Each entry below must be given again word for word, with no pictures.

═══ Entries provided ═══

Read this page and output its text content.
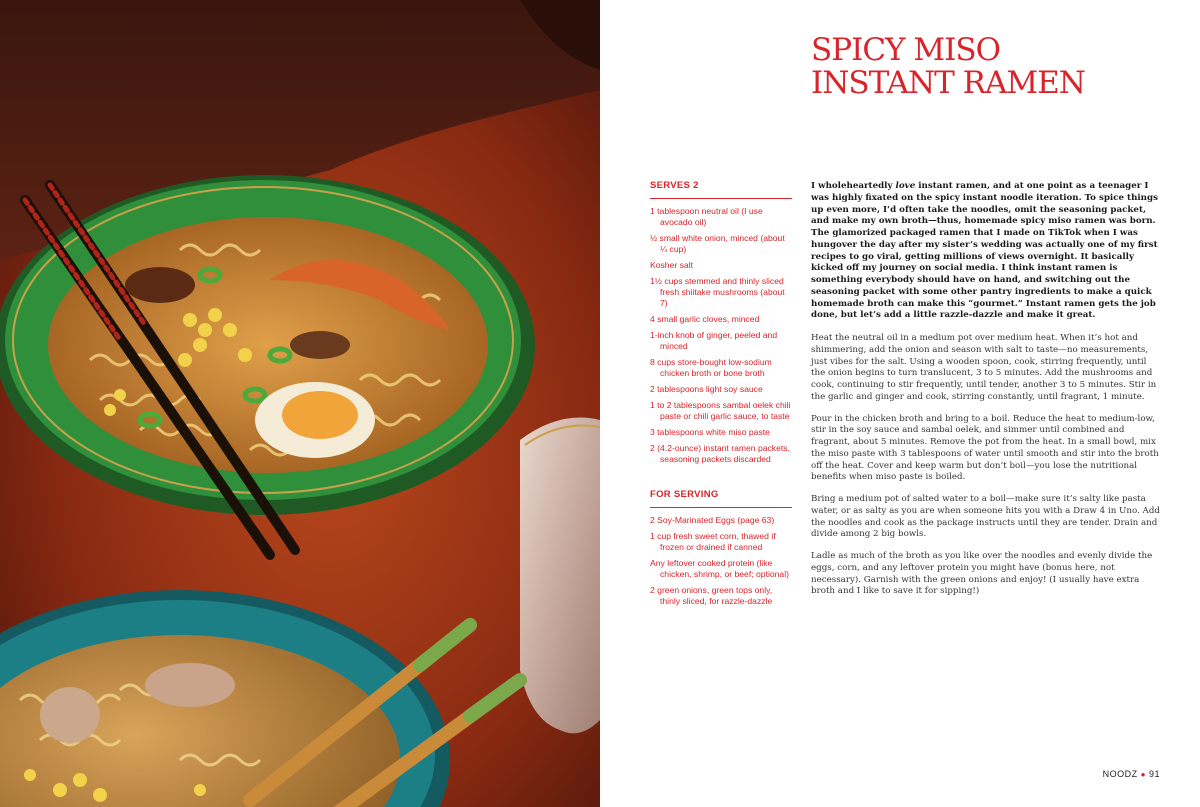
SPICY MISO
INSTANT RAMEN
SERVES 2
1 tablespoon neutral oil (I use avocado oil)
½ small white onion, minced (about ¼ cup)
Kosher salt
1½ cups stemmed and thinly sliced fresh shiitake mushrooms (about 7)
4 small garlic cloves, minced
1-inch knob of ginger, peeled and minced
8 cups store-bought low-sodium chicken broth or bone broth
2 tablespoons light soy sauce
1 to 2 tablespoons sambal oelek chili paste or chili garlic sauce, to taste
3 tablespoons white miso paste
2 (4.2-ounce) instant ramen packets, seasoning packets discarded
FOR SERVING
2 Soy-Marinated Eggs (page 63)
1 cup fresh sweet corn, thawed if frozen or drained if canned
Any leftover cooked protein (like chicken, shrimp, or beef; optional)
2 green onions, green tops only, thinly sliced, for razzle-dazzle

I wholeheartedly love instant ramen, and at one point as a teenager I was highly fixated on the spicy instant noodle iteration. To spice things up even more, I’d often take the noodles, omit the seasoning packet, and make my own broth—thus, homemade spicy miso ramen was born. The glamorized packaged ramen that I made on TikTok when I was hungover the day after my sister’s wedding was actually one of my first recipes to go viral, getting millions of views overnight. It basically kicked off my journey on social media. I think instant ramen is something everybody should have on hand, and switching out the seasoning packet with some other pantry ingredients to make a quick homemade broth can make this “gourmet.” Instant ramen gets the job done, but let’s add a little razzle-dazzle and make it great.

Heat the neutral oil in a medium pot over medium heat. When it’s hot and shimmering, add the onion and season with salt to taste—no measurements, just vibes for the salt. Using a wooden spoon, cook, stirring frequently, until the onion begins to turn translucent, 3 to 5 minutes. Add the mushrooms and cook, continuing to stir frequently, until tender, another 3 to 5 minutes. Stir in the garlic and ginger and cook, stirring constantly, until fragrant, 1 minute.

Pour in the chicken broth and bring to a boil. Reduce the heat to medium-low, stir in the soy sauce and sambal oelek, and simmer until combined and fragrant, about 5 minutes. Remove the pot from the heat. In a small bowl, mix the miso paste with 3 tablespoons of water until smooth and stir into the broth off the heat. Cover and keep warm but don’t boil—you lose the nutritional benefits when miso paste is boiled.

Bring a medium pot of salted water to a boil—make sure it’s salty like pasta water, or as salty as you are when someone hits you with a Draw 4 in Uno. Add the noodles and cook as the package instructs until they are tender. Drain and divide among 2 big bowls.

Ladle as much of the broth as you like over the noodles and evenly divide the eggs, corn, and any leftover protein you might have (bonus here, not necessary). Garnish with the green onions and enjoy! (I usually have extra broth and I like to save it for sipping!)

NOODZ ● 91
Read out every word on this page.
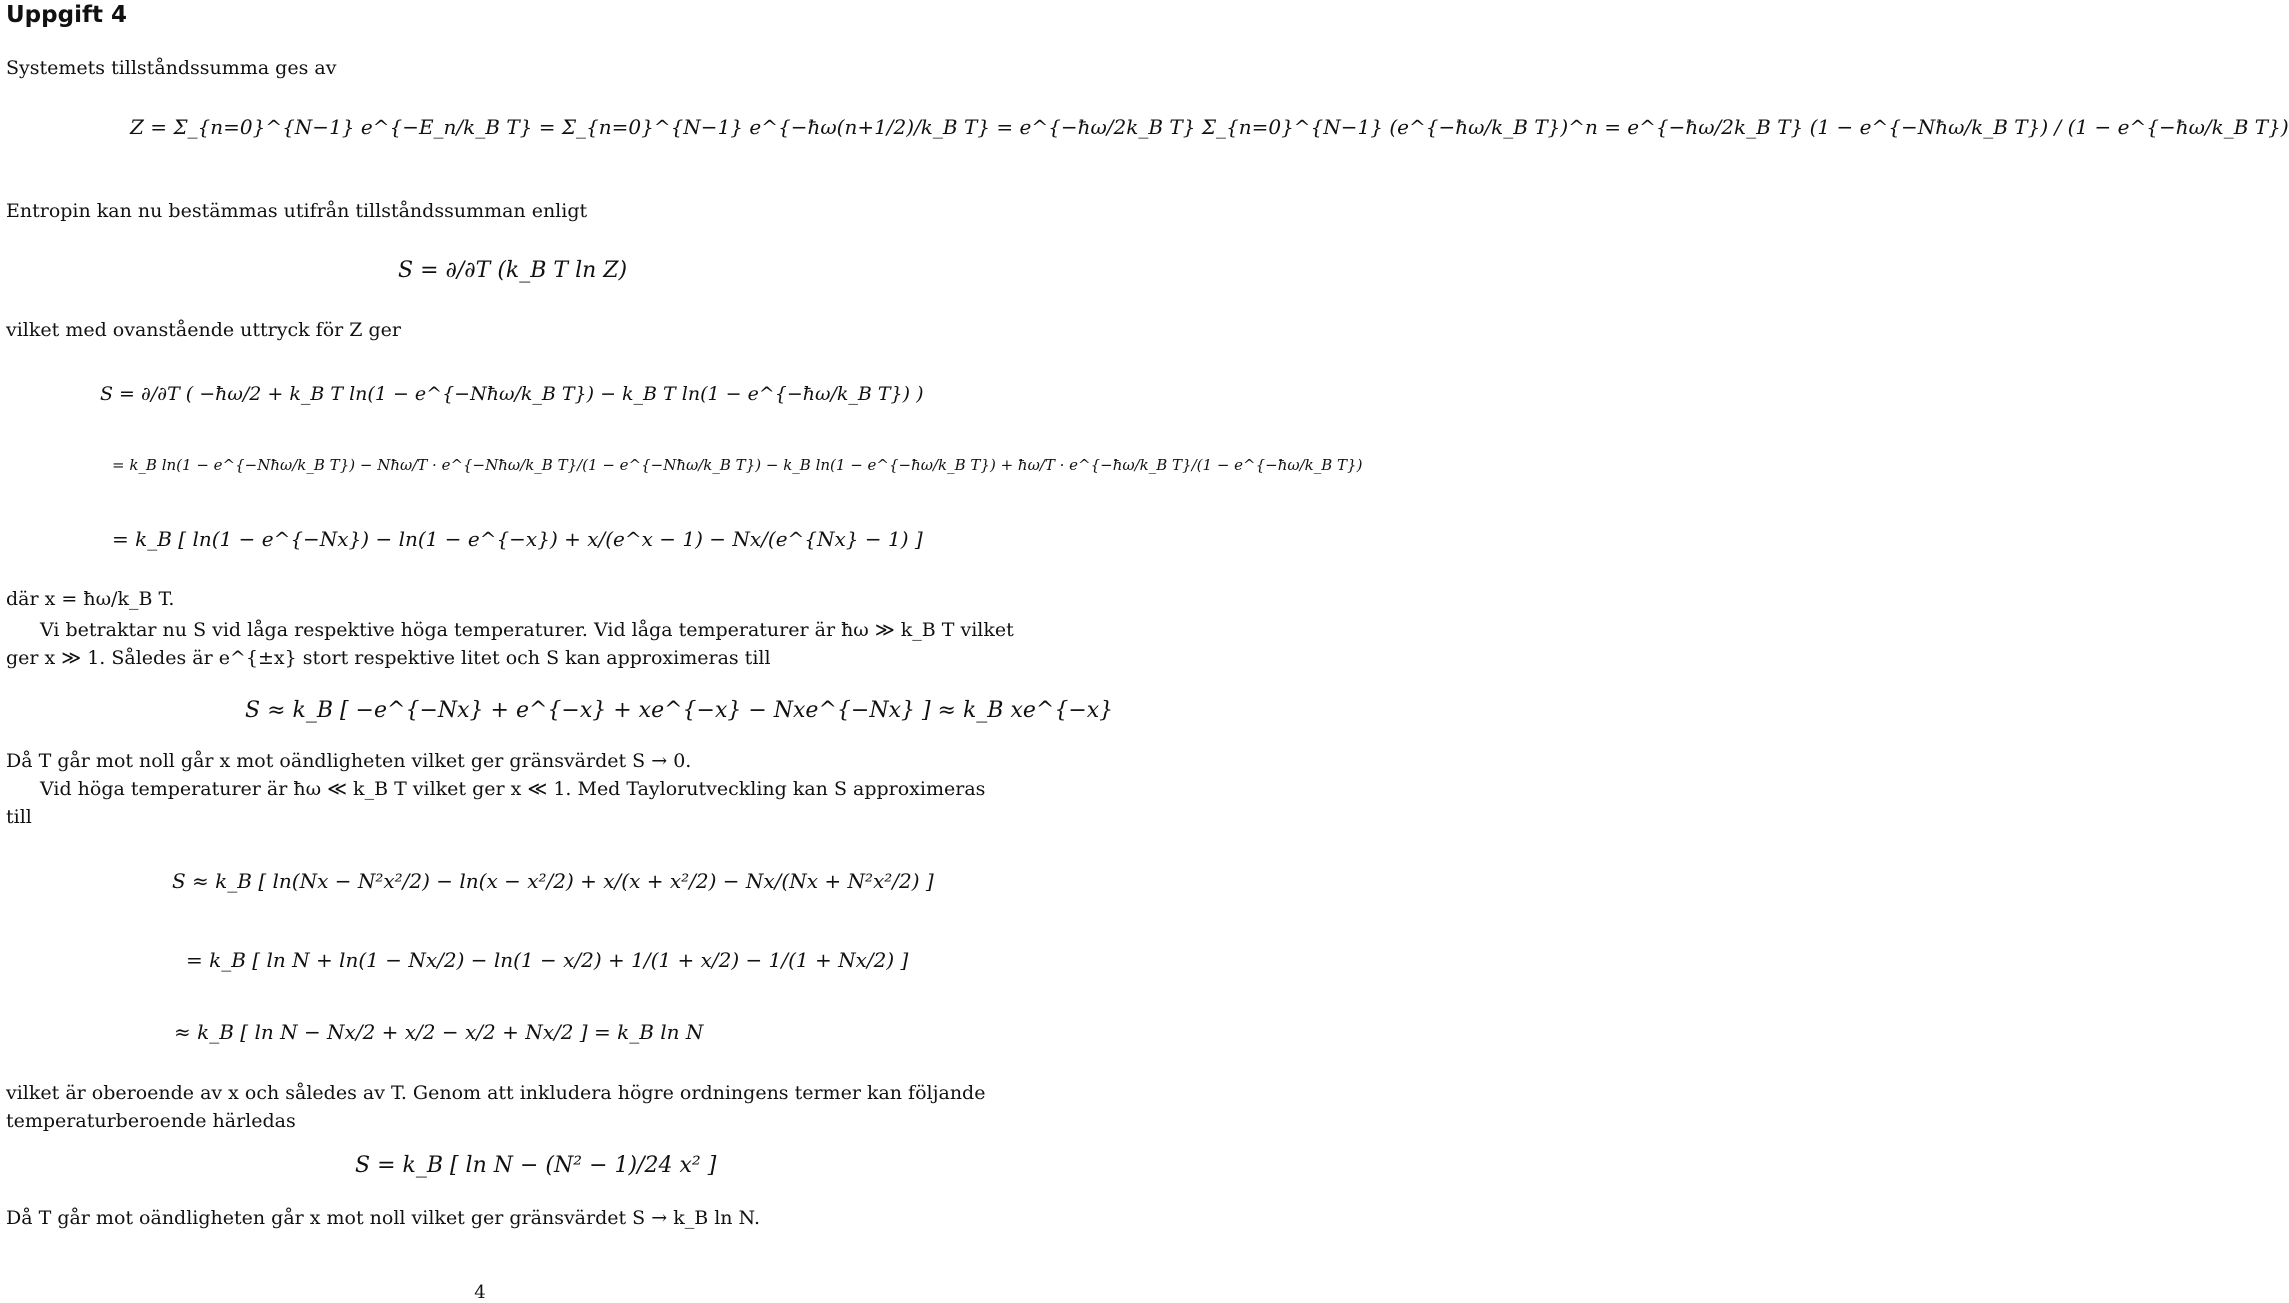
Uppgift 4
Systemets tillståndssumma ges av
Z = Σ_{n=0}^{N−1} e^{−E_n/k_B T} = Σ_{n=0}^{N−1} e^{−ħω(n+1/2)/k_B T} = e^{−ħω/2k_B T} Σ_{n=0}^{N−1} (e^{−ħω/k_B T})^n = e^{−ħω/2k_B T} (1 − e^{−Nħω/k_B T}) / (1 − e^{−ħω/k_B T})
Entropin kan nu bestämmas utifrån tillståndssumman enligt
S = ∂/∂T (k_B T ln Z)
vilket med ovanstående uttryck för Z ger
S = ∂/∂T ( −ħω/2 + k_B T ln(1 − e^{−Nħω/k_B T}) − k_B T ln(1 − e^{−ħω/k_B T}) )
= k_B ln(1 − e^{−Nħω/k_B T}) − Nħω/T · e^{−Nħω/k_B T}/(1 − e^{−Nħω/k_B T}) − k_B ln(1 − e^{−ħω/k_B T}) + ħω/T · e^{−ħω/k_B T}/(1 − e^{−ħω/k_B T})
= k_B [ ln(1 − e^{−Nx}) − ln(1 − e^{−x}) + x/(e^x − 1) − Nx/(e^{Nx} − 1) ]
där x = ħω/k_B T.
Vi betraktar nu S vid låga respektive höga temperaturer. Vid låga temperaturer är ħω ≫ k_B T vilket
ger x ≫ 1. Således är e^{±x} stort respektive litet och S kan approximeras till
S ≈ k_B [ −e^{−Nx} + e^{−x} + xe^{−x} − Nxe^{−Nx} ] ≈ k_B xe^{−x}
Då T går mot noll går x mot oändligheten vilket ger gränsvärdet S → 0.
Vid höga temperaturer är ħω ≪ k_B T vilket ger x ≪ 1. Med Taylorutveckling kan S approximeras
till
S ≈ k_B [ ln(Nx − N²x²/2) − ln(x − x²/2) + x/(x + x²/2) − Nx/(Nx + N²x²/2) ]
= k_B [ ln N + ln(1 − Nx/2) − ln(1 − x/2) + 1/(1 + x/2) − 1/(1 + Nx/2) ]
≈ k_B [ ln N − Nx/2 + x/2 − x/2 + Nx/2 ] = k_B ln N
vilket är oberoende av x och således av T. Genom att inkludera högre ordningens termer kan följande
temperaturberoende härledas
S = k_B [ ln N − (N² − 1)/24 x² ]
Då T går mot oändligheten går x mot noll vilket ger gränsvärdet S → k_B ln N.
4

═══

- **Answer box**:
Read this page and output its text content.
SPICY MISO
INSTANT RAMEN
SERVES 2
1 tablespoon neutral oil (I use avocado oil)
½ small white onion, minced (about ¼ cup)
Kosher salt
1½ cups stemmed and thinly sliced fresh shiitake mushrooms (about 7)
4 small garlic cloves, minced
1-inch knob of ginger, peeled and minced
8 cups store-bought low-sodium chicken broth or bone broth
2 tablespoons light soy sauce
1 to 2 tablespoons sambal oelek chili paste or chili garlic sauce, to taste
3 tablespoons white miso paste
2 (4.2-ounce) instant ramen packets, seasoning packets discarded
FOR SERVING
2 Soy-Marinated Eggs (page 63)
1 cup fresh sweet corn, thawed if frozen or drained if canned
Any leftover cooked protein (like chicken, shrimp, or beef; optional)
2 green onions, green tops only, thinly sliced, for razzle-dazzle

I wholeheartedly love instant ramen, and at one point as a teenager I was highly fixated on the spicy instant noodle iteration. To spice things up even more, I’d often take the noodles, omit the seasoning packet, and make my own broth—thus, homemade spicy miso ramen was born. The glamorized packaged ramen that I made on TikTok when I was hungover the day after my sister’s wedding was actually one of my first recipes to go viral, getting millions of views overnight. It basically kicked off my journey on social media. I think instant ramen is something everybody should have on hand, and switching out the seasoning packet with some other pantry ingredients to make a quick homemade broth can make this “gourmet.” Instant ramen gets the job done, but let’s add a little razzle-dazzle and make it great.

Heat the neutral oil in a medium pot over medium heat. When it’s hot and shimmering, add the onion and season with salt to taste—no measurements, just vibes for the salt. Using a wooden spoon, cook, stirring frequently, until the onion begins to turn translucent, 3 to 5 minutes. Add the mushrooms and cook, continuing to stir frequently, until tender, another 3 to 5 minutes. Stir in the garlic and ginger and cook, stirring constantly, until fragrant, 1 minute.

Pour in the chicken broth and bring to a boil. Reduce the heat to medium-low, stir in the soy sauce and sambal oelek, and simmer until combined and fragrant, about 5 minutes. Remove the pot from the heat. In a small bowl, mix the miso paste with 3 tablespoons of water until smooth and stir into the broth off the heat. Cover and keep warm but don’t boil—you lose the nutritional benefits when miso paste is boiled.

Bring a medium pot of salted water to a boil—make sure it’s salty like pasta water, or as salty as you are when someone hits you with a Draw 4 in Uno. Add the noodles and cook as the package instructs until they are tender. Drain and divide among 2 big bowls.

Ladle as much of the broth as you like over the noodles and evenly divide the eggs, corn, and any leftover protein you might have (bonus here, not necessary). Garnish with the green onions and enjoy! (I usually have extra broth and I like to save it for sipping!)

NOODZ ● 91
Read out every word on this page.
Uppgift 4
Systemets tillståndssumma ges av
Z = Σ_{n=0}^{N−1} e^{−E_n/k_B T} = Σ_{n=0}^{N−1} e^{−ħω(n+1/2)/k_B T} = e^{−ħω/2k_B T} Σ_{n=0}^{N−1} (e^{−ħω/k_B T})^n = e^{−ħω/2k_B T} (1 − e^{−Nħω/k_B T}) / (1 − e^{−ħω/k_B T})
Entropin kan nu bestämmas utifrån tillståndssumman enligt
S = ∂/∂T (k_B T ln Z)
vilket med ovanstående uttryck för Z ger
S = ∂/∂T ( −ħω/2 + k_B T ln(1 − e^{−Nħω/k_B T}) − k_B T ln(1 − e^{−ħω/k_B T}) )
= k_B ln(1 − e^{−Nħω/k_B T}) − Nħω/T · e^{−Nħω/k_B T}/(1 − e^{−Nħω/k_B T}) − k_B ln(1 − e^{−ħω/k_B T}) + ħω/T · e^{−ħω/k_B T}/(1 − e^{−ħω/k_B T})
= k_B [ ln(1 − e^{−Nx}) − ln(1 − e^{−x}) + x/(e^x − 1) − Nx/(e^{Nx} − 1) ]
där x = ħω/k_B T.
Vi betraktar nu S vid låga respektive höga temperaturer. Vid låga temperaturer är ħω ≫ k_B T vilket
ger x ≫ 1. Således är e^{±x} stort respektive litet och S kan approximeras till
S ≈ k_B [ −e^{−Nx} + e^{−x} + xe^{−x} − Nxe^{−Nx} ] ≈ k_B xe^{−x}
Då T går mot noll går x mot oändligheten vilket ger gränsvärdet S → 0.
Vid höga temperaturer är ħω ≪ k_B T vilket ger x ≪ 1. Med Taylorutveckling kan S approximeras
till
S ≈ k_B [ ln(Nx − N²x²/2) − ln(x − x²/2) + x/(x + x²/2) − Nx/(Nx + N²x²/2) ]
= k_B [ ln N + ln(1 − Nx/2) − ln(1 − x/2) + 1/(1 + x/2) − 1/(1 + Nx/2) ]
≈ k_B [ ln N − Nx/2 + x/2 − x/2 + Nx/2 ] = k_B ln N
vilket är oberoende av x och således av T. Genom att inkludera högre ordningens termer kan följande
temperaturberoende härledas
S = k_B [ ln N − (N² − 1)/24 x² ]
Då T går mot oändligheten går x mot noll vilket ger gränsvärdet S → k_B ln N.
4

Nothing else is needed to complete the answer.